# EXTRACTED RECORDS:
—————
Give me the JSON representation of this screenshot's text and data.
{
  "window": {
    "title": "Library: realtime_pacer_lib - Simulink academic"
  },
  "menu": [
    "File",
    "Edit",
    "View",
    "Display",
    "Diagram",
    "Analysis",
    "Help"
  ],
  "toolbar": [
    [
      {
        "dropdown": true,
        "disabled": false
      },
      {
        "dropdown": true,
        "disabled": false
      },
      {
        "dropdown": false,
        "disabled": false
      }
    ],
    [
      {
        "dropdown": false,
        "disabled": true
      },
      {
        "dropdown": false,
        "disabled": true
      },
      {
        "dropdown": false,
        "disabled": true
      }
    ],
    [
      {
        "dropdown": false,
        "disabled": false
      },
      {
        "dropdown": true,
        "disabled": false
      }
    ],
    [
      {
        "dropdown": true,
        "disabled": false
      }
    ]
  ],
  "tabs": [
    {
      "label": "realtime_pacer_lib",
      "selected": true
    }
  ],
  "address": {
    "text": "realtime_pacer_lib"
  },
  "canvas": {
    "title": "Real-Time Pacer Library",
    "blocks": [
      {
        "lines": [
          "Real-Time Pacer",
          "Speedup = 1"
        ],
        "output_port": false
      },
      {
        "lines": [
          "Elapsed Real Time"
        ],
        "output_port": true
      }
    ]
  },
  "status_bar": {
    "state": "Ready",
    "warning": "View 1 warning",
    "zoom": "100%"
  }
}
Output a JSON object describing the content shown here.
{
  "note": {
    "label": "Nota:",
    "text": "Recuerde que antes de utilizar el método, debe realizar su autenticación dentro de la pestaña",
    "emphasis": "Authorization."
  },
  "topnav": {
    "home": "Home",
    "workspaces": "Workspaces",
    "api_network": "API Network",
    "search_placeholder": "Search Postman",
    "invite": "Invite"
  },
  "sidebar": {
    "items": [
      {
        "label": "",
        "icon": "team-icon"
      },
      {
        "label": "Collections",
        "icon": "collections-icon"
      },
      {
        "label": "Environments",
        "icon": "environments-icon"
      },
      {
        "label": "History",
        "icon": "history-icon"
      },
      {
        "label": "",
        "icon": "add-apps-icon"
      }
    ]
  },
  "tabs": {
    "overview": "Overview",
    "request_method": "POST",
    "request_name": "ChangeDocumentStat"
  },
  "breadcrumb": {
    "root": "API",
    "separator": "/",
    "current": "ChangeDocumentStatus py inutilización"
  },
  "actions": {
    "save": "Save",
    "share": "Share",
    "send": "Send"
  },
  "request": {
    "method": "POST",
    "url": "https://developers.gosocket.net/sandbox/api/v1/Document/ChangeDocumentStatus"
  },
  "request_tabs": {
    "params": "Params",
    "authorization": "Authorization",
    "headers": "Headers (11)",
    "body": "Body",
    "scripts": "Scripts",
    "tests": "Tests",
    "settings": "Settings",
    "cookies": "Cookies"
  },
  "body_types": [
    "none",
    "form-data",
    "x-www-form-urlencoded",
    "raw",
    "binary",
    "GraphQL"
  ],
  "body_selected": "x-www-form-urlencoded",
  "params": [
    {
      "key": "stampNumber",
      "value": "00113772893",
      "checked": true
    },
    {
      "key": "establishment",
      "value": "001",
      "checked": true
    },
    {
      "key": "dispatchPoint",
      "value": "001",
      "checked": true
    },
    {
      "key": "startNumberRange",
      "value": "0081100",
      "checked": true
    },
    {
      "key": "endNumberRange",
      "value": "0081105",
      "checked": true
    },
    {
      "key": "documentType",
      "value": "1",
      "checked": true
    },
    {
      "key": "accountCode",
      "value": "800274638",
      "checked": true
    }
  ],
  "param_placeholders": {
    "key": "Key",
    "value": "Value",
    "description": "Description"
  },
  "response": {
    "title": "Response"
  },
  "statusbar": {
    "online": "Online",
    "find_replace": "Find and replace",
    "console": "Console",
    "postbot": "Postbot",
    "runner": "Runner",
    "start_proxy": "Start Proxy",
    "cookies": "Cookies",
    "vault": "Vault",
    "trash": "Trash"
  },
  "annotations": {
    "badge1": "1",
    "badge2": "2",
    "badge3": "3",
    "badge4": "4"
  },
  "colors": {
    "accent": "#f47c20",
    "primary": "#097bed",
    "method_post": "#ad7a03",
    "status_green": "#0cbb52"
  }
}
—————
# WHAT IS ASKED:
Write out every line of the listing that holds the word "value".

# TASK RESPONSE:
      "value": "00113772893",
      "value": "001",
      "value": "001",
      "value": "0081100",
      "value": "0081105",
      "value": "1",
      "value": "800274638",
    "value": "Value",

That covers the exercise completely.